2021/12/15【人獣共通感染症】人獣共通感染症 ペットからの感染注意 かまれるなどして皮膚に症状
コロナ禍で外出を控える生活が続く中、新たに飼育されるペットの数が2020年には犬は14%、猫は16%増えたそうです。身近に犬、猫、ハムスターなどペットを飼い始めた人もいらっしゃるのではないでしょうか? ペットを飼う場合には動物と人の間で共通して起こる感染症(人獣共通感染症)について知識を持つことが大切です。
今回はペットからうつる皮膚の感染症についてお話ししましょう。一つはペットからうつる真菌症(たむし)で、カビの一種が原因です。猫から感染しやすいのはミクロスポルム・カニスという菌で、足や爪の水虫とは異なる真菌です。猫と接触する部分にかゆくて赤い皮疹が出て広がっていきます=写真=。首や腕、顔などによく感染します。頭の皮膚に感染するとその部分の毛が抜けてしまうこともあります。さらに家族や友人などにうつることもあります。
一般に猫の5~25%はこの菌を持っていますが、症状がないか、あっても軽いことが多いといわれています。しかし猫も感染した部分が脱毛してしまうことがあります。人だけ治療しても猫に菌が残ると再感染を起こすので猫も治療をしてもらうよう勧めています。
もう一つは猫や犬からの細菌感染です。猫にかまれたり、ひっかかれたり、傷のある部分をなめられたりするとバルトネラ・ヘンセレという菌による「猫ひっかき病」という病気になることがあります。2~3カ月で自然に治ることもありますが、リンパ節が腫れて熱が出ることもあるので、治りが悪ければ早めに治療を始めた方がよい病気です。手をひっかかれると脇の、足をひっかかれると足の付け根のリンパ節が腫れます。猫の10~15%がこの菌を持っているといわれていますが、猫には症状はありません。
菌の伝搬にはネコノミが関与しています。感染した猫の血を吸うことによってネコノミの体内に菌が入り増殖してネコノミのふん便中に排泄(せつ)されます。それが猫の歯や爪に付着して、猫から人あるいは猫と猫の間で、傷付いた皮膚を介して感染が広がります=図=。頻度は少ないですがネコノミから人への直接感染もあります。もし猫にひっかかれた後でリンパ節が腫れたり、熱が続いたりした場合は、猫にひっかかれたことをぜひ医師に伝えてください。治療の助けになります。

• 理解度チェック
A – 次の(i)〜(iii)が抜粋の内容と合っているか、それぞれ「はい」か「いいえ」で答え、判断の決め手となる抜粋の語句をそのまま引用すること。
(i) 猫から感染しやすい真菌は、足や爪の水虫と同じ菌である。
(ii) 猫ひっかき病の菌を持っている猫には症状がない。
(iii) 2020年に新たに飼育された猫の数は14%増えた。
B – 抜粋のうち「2021/12/15【人獣共通感染症】人獣共通感染症 ペットからの感染注意 かまれるなどして皮膚に症状」から「してもらうよう勧めています。」までの部分を、両端も含めて一字も変えずに書き出してください。

• 提示データ
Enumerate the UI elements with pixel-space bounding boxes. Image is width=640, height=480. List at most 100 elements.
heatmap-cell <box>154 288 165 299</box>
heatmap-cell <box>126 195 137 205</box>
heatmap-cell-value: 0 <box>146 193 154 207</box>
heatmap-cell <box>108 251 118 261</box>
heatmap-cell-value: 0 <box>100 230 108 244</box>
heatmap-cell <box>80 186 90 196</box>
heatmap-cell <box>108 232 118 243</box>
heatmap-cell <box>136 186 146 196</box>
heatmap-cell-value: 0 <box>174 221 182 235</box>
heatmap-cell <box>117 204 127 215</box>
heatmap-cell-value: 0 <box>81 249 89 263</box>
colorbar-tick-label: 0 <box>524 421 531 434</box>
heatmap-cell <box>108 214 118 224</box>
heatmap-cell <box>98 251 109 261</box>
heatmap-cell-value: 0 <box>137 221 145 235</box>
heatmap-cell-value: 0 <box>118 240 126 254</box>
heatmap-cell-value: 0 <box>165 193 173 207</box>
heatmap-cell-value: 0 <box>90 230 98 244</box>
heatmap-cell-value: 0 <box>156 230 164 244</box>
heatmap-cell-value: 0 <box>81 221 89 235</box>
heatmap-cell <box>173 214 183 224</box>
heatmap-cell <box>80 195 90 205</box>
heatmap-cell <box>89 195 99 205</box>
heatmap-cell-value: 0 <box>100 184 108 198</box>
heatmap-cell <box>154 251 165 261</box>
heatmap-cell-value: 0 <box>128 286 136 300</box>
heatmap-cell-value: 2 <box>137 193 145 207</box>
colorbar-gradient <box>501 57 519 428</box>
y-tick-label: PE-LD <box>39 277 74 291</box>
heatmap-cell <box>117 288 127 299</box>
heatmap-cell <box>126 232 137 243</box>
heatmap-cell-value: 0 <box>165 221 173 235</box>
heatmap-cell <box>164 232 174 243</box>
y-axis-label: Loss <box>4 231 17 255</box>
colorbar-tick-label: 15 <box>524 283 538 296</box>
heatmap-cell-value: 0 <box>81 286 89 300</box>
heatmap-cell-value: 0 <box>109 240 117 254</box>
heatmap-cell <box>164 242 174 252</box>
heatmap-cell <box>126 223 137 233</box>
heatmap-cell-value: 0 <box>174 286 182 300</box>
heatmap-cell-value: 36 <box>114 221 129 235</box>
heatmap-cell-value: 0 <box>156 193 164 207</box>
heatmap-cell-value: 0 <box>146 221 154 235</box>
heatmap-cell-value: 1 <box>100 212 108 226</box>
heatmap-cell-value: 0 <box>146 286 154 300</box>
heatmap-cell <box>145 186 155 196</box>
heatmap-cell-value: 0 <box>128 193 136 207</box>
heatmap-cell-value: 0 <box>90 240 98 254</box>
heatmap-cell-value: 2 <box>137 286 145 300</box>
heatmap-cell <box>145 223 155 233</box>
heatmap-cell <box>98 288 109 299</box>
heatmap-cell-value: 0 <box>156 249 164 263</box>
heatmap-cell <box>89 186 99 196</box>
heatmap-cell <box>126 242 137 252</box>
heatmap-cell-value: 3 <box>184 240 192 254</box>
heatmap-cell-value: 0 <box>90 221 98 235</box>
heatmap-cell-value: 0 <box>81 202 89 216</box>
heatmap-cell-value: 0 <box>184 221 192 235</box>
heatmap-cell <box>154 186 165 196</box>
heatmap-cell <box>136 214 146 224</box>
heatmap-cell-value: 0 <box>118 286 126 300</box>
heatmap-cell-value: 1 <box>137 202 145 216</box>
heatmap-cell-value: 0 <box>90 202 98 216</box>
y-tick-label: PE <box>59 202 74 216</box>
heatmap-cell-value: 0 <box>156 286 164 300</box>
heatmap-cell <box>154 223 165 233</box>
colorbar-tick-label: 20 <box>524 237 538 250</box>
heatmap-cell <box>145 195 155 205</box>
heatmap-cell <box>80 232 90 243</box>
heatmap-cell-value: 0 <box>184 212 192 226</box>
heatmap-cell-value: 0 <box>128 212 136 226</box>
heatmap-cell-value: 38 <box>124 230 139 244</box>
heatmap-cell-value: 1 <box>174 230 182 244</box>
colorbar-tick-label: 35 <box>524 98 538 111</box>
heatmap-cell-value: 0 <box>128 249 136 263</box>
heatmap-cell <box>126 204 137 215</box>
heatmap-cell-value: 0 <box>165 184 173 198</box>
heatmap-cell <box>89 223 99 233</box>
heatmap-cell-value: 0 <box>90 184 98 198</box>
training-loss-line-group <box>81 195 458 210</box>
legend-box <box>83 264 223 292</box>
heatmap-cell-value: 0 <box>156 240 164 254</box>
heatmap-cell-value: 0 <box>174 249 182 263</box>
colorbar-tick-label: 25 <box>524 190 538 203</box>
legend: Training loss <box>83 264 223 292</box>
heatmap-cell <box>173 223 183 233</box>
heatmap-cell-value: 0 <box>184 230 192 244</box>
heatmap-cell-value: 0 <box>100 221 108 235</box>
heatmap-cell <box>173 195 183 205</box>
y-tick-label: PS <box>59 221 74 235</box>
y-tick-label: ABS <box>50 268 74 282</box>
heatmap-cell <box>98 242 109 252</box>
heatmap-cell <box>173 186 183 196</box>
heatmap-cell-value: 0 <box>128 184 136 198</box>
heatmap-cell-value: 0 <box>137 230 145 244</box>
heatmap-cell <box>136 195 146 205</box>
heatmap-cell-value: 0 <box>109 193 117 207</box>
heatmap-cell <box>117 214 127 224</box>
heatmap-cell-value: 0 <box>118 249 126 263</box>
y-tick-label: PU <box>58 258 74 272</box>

• 記述解答
A –
(i) いいえ:「足や爪の水虫とは異なる真菌です」
(ii) はい:「猫には症状はありません」
(iii) いいえ:「猫は16%増えたそうです」

B –
2021/12/15【人獣共通感染症】人獣共通感染症 ペットからの感染注意 かまれるなどして皮膚に症状
コロナ禍で外出を控える生活が続く中、新たに飼育されるペットの数が2020年には犬は14%、猫は16%増えたそうです。身近に犬、猫、ハムスターなどペットを飼い始めた人もいらっしゃるのではないでしょうか? ペットを飼う場合には動物と人の間で共通して起こる感染症(人獣共通感染症)について知識を持つことが大切です。
今回はペットからうつる皮膚の感染症についてお話ししましょう。一つはペットからうつる真菌症(たむし)で、カビの一種が原因です。猫から感染しやすいのはミクロスポルム・カニスという菌で、足や爪の水虫とは異なる真菌です。猫と接触する部分にかゆくて赤い皮疹が出て広がっていきます=写真=。首や腕、顔などによく感染します。頭の皮膚に感染するとその部分の毛が抜けてしまうこともあります。さらに家族や友人などにうつることもあります。
一般に猫の5~25%はこの菌を持っていますが、症状がないか、あっても軽いことが多いといわれています。しかし猫も感染した部分が脱毛してしまうことがあります。人だけ治療しても猫に菌が残ると再感染を起こすので猫も治療をしてもらうよう勧めています。